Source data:
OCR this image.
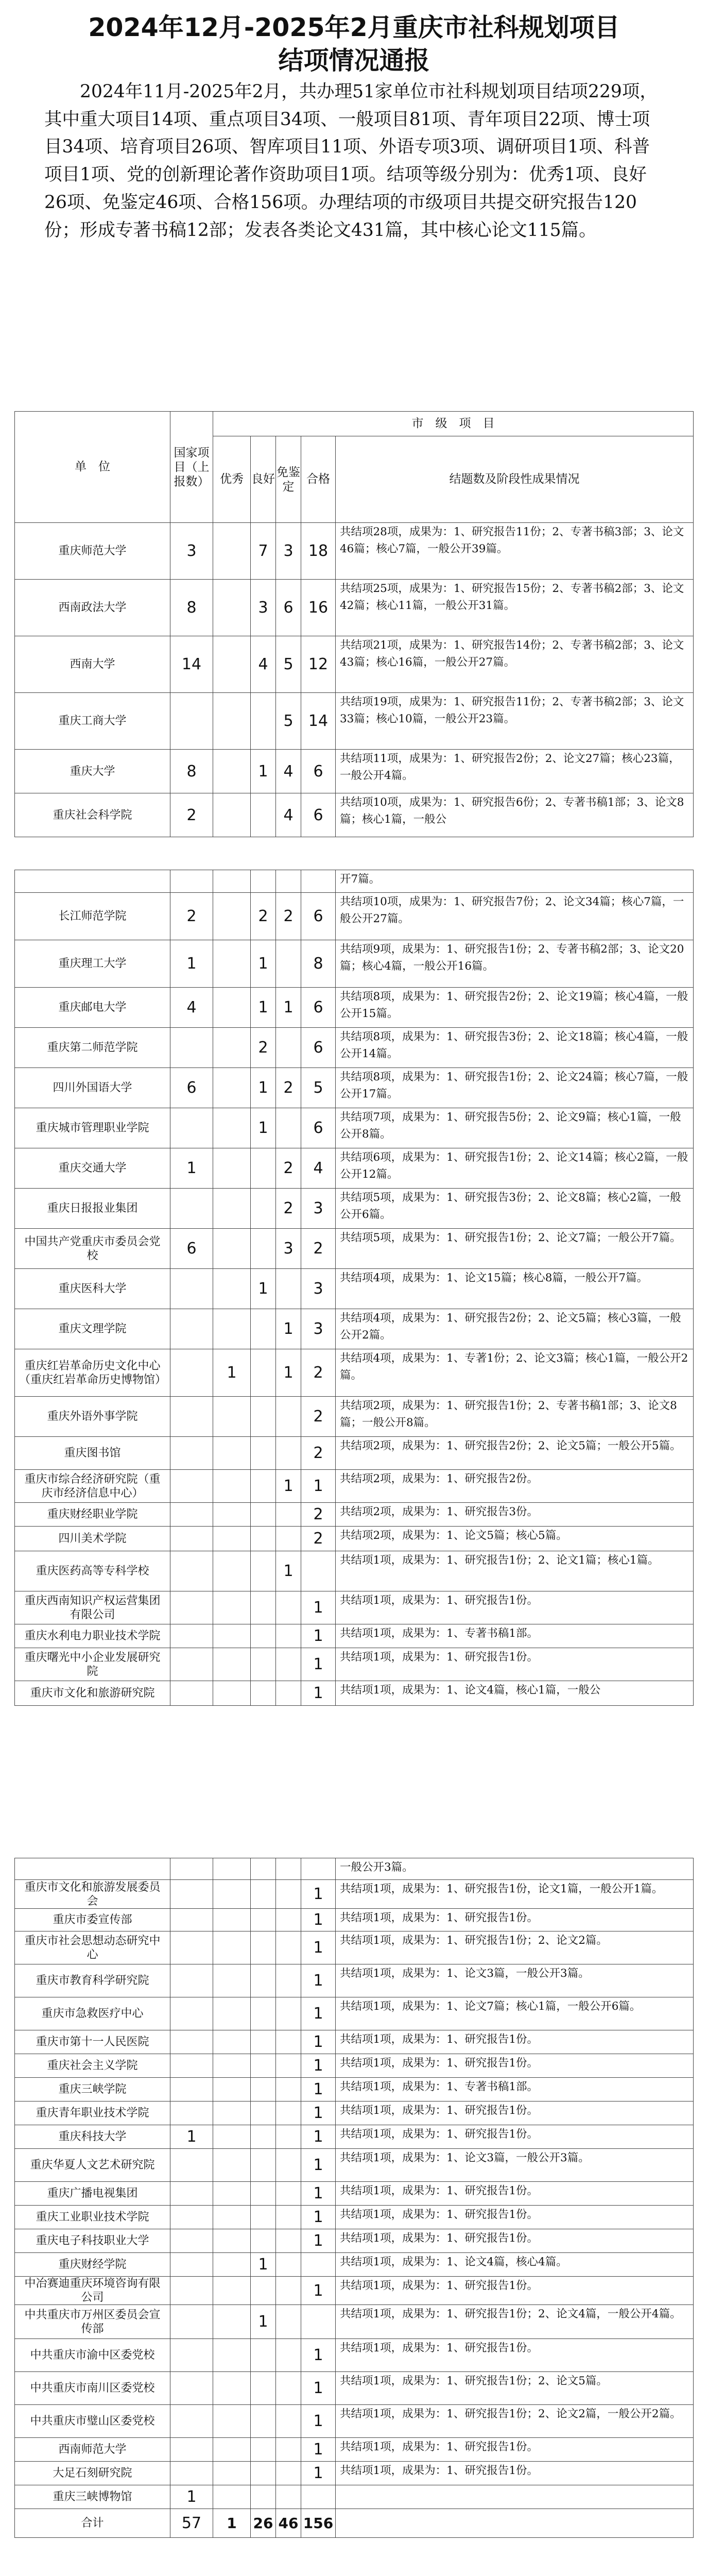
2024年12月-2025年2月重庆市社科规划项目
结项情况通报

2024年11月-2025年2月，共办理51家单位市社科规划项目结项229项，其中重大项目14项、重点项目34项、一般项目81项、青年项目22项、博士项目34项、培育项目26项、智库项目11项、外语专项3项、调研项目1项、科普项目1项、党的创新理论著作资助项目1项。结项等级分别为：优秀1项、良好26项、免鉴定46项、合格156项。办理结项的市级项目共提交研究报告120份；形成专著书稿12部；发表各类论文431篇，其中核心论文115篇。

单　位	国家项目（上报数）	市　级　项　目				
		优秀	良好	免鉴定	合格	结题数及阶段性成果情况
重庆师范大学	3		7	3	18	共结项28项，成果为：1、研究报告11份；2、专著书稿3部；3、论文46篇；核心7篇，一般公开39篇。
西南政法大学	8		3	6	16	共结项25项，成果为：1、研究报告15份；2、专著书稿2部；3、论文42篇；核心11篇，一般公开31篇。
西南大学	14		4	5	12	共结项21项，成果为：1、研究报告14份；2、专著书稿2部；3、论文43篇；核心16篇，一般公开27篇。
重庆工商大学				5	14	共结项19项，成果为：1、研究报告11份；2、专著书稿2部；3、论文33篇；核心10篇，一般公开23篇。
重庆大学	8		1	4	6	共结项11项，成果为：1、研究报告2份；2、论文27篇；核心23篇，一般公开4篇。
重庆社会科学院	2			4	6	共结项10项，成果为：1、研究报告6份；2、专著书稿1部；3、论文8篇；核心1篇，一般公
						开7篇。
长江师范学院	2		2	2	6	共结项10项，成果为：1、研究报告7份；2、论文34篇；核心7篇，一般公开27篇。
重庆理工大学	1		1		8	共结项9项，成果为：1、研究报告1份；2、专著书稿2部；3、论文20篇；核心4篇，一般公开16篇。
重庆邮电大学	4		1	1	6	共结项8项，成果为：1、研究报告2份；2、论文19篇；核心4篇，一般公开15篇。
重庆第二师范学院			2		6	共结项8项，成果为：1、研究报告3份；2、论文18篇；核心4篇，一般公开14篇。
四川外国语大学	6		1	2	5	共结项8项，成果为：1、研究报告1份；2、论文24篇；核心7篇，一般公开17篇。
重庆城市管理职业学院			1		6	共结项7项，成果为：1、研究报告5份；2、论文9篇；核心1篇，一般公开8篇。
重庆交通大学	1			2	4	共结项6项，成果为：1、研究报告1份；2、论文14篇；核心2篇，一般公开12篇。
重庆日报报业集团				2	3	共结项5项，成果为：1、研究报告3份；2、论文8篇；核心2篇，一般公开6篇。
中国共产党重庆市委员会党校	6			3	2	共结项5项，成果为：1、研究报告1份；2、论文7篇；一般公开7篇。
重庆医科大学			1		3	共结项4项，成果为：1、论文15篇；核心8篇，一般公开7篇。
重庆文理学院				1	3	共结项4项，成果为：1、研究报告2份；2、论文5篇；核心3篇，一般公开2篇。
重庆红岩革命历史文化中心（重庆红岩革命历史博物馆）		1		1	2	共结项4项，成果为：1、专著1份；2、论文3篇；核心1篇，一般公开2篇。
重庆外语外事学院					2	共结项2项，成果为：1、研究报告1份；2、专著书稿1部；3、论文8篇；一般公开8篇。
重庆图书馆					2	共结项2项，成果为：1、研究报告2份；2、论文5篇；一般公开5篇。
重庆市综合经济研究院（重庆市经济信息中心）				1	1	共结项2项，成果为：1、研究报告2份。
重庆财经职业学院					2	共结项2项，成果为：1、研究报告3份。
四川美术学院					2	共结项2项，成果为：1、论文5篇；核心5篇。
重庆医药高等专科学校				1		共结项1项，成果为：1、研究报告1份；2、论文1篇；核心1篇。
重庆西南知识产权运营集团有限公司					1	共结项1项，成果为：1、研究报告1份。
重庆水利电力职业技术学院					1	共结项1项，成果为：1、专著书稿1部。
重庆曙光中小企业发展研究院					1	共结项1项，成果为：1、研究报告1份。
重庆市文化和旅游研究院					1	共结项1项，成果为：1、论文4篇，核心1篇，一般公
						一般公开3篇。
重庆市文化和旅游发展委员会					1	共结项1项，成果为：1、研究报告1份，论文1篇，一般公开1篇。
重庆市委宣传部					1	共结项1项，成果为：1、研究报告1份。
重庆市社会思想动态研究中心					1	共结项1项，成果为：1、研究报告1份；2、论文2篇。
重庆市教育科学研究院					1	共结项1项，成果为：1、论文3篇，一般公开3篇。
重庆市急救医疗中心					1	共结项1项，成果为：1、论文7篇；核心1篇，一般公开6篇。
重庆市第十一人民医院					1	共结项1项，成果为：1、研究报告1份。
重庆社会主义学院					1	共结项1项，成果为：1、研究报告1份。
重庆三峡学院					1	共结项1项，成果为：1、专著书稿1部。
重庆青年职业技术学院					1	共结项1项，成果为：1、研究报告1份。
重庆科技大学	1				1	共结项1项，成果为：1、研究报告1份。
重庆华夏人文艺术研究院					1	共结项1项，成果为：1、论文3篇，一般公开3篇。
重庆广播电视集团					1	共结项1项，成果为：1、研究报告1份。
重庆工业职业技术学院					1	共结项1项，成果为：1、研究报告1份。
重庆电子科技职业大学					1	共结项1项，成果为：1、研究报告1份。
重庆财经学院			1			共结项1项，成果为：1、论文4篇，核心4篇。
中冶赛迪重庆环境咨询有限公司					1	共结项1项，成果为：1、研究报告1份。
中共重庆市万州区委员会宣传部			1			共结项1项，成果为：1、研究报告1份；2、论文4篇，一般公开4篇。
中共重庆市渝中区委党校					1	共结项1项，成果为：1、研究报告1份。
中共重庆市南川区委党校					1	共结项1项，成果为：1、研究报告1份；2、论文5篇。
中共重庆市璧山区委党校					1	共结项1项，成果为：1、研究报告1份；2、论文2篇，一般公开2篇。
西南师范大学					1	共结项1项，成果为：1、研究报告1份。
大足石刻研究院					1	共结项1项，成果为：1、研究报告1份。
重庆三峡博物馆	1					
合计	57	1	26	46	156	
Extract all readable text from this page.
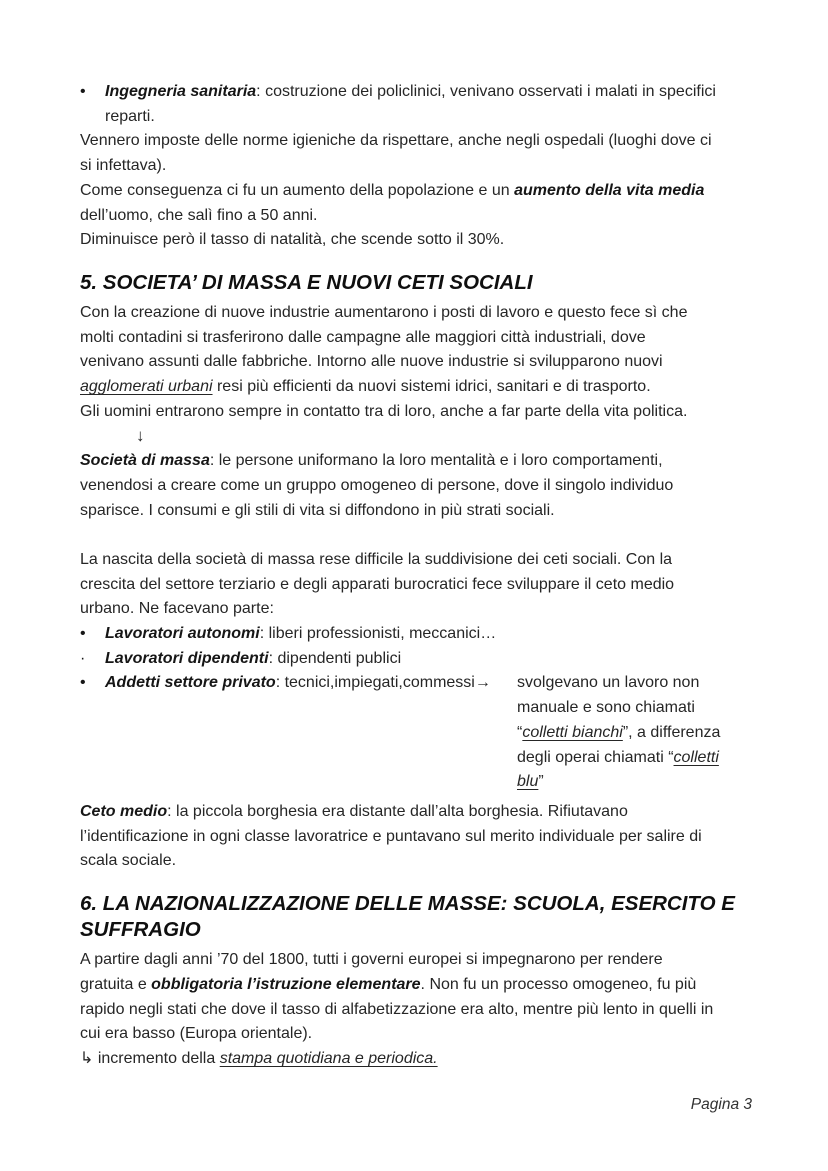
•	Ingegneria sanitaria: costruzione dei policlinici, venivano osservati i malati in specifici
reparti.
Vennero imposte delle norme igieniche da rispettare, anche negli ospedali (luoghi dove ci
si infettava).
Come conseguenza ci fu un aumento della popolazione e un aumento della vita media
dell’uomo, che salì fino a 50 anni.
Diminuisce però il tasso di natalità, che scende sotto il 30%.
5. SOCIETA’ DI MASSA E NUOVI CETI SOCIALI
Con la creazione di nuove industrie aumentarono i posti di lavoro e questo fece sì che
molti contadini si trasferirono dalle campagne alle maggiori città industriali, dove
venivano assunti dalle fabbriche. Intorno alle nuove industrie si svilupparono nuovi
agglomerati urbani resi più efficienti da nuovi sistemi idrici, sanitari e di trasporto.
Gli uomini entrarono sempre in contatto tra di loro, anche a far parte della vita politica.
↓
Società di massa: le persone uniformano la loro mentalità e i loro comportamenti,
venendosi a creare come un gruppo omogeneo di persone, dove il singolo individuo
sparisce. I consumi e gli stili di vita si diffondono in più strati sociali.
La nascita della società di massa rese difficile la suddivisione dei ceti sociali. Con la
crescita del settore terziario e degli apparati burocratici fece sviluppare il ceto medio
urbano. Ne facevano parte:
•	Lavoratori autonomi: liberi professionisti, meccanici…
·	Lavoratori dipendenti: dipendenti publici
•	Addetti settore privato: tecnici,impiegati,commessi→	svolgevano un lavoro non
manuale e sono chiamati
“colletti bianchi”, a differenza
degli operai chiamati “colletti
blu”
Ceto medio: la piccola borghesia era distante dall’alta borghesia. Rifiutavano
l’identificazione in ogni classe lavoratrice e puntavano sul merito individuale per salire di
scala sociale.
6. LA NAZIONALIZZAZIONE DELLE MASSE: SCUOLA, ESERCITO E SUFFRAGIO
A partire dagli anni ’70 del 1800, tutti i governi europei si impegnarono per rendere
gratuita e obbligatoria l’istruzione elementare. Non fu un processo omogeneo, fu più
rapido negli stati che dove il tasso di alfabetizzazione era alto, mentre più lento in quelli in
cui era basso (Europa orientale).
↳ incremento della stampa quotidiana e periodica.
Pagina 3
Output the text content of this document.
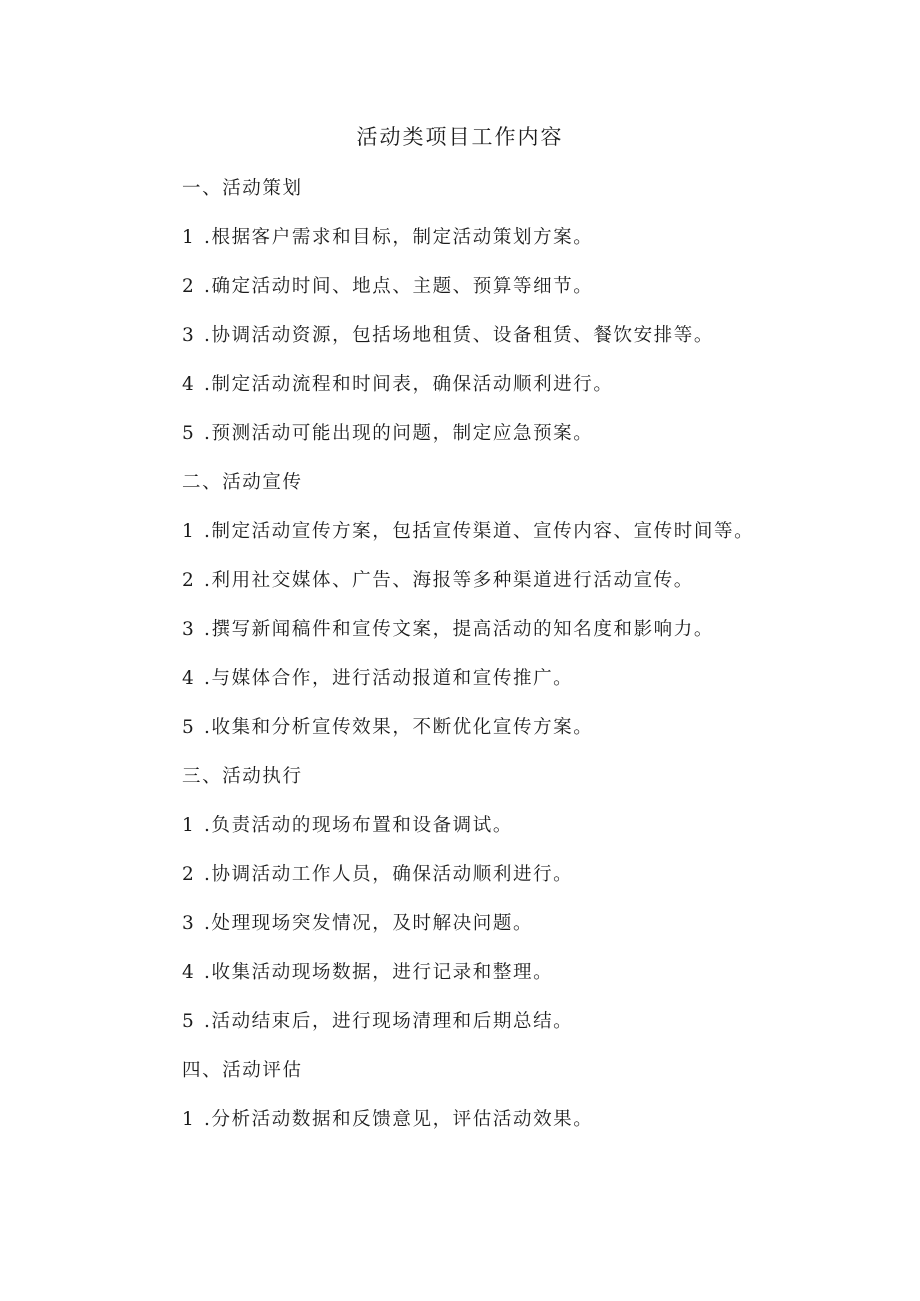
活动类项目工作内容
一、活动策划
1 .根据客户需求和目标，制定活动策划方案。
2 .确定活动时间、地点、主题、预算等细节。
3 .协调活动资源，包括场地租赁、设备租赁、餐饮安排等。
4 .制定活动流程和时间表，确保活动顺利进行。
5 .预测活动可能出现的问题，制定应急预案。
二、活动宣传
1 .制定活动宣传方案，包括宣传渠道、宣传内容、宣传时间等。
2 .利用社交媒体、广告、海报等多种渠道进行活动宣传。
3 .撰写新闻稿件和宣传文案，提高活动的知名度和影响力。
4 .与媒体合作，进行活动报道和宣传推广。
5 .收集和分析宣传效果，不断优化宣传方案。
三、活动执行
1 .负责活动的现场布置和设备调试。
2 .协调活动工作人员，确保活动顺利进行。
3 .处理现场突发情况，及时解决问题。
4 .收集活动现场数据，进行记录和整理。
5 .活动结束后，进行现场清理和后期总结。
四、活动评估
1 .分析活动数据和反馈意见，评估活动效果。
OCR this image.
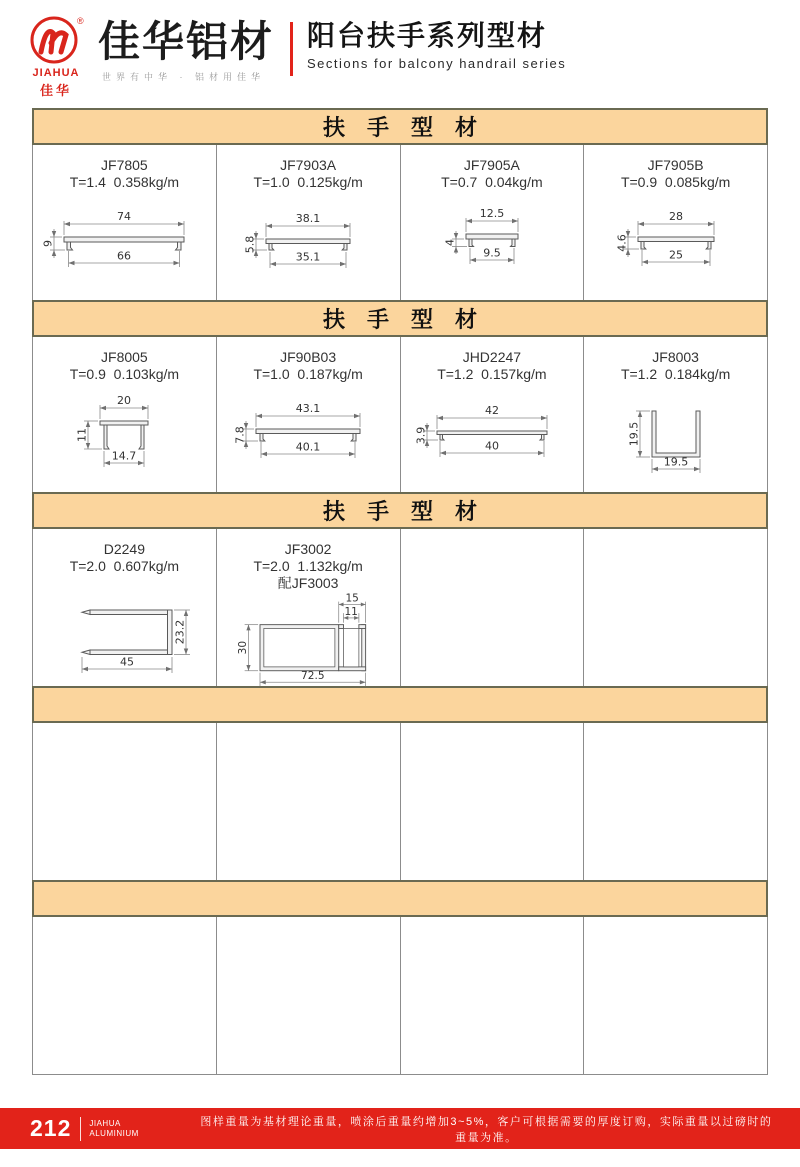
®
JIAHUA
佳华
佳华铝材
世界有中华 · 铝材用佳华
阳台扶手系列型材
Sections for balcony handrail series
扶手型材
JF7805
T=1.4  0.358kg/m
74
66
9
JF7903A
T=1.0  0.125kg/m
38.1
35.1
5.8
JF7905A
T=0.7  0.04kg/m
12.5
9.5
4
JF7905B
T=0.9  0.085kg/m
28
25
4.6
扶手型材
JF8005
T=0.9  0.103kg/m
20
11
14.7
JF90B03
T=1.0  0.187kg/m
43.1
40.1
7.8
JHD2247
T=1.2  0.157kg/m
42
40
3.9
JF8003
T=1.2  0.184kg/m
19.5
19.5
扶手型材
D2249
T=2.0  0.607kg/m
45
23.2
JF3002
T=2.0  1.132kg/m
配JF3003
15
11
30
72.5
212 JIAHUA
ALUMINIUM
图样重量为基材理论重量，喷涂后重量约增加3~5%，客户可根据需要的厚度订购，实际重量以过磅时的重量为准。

▶ [Problem]:
Extract every line above that contains the word "anni".

▶ [Completed task]:
dell’uomo, che salì fino a 50 anni.
A partire dagli anni ’70 del 1800, tutti i governi europei si impegnarono per rendere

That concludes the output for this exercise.